▸ Instructions to follow
Locate every line in the data below that contains the string "title" and copy each of those lines.

[Stored data entries]
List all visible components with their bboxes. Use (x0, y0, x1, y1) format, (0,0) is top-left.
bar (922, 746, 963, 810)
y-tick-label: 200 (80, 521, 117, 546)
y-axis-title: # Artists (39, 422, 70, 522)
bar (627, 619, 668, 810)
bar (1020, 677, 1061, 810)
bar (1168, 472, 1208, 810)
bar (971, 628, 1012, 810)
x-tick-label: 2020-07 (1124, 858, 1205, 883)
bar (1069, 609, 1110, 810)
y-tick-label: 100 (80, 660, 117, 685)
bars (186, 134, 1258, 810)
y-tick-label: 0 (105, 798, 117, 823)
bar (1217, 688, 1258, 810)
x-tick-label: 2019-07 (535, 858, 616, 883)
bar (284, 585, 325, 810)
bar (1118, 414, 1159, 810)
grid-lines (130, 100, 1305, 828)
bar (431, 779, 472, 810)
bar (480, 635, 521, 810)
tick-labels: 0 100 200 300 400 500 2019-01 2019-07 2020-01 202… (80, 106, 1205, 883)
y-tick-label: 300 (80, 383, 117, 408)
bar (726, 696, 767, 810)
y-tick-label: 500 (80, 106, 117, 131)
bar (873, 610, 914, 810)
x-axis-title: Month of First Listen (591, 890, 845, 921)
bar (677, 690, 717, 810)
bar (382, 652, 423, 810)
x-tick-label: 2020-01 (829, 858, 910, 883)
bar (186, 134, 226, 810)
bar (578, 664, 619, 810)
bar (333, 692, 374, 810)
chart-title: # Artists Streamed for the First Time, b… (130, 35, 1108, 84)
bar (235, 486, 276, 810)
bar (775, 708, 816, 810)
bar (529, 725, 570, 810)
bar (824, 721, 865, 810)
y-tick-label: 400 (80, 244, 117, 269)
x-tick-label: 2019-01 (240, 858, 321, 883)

▸ Answer to this exercise
y-axis-title: # Artists (39, 422, 70, 522)
x-axis-title: Month of First Listen (591, 890, 845, 921)
chart-title: # Artists Streamed for the First Time, b… (130, 35, 1108, 84)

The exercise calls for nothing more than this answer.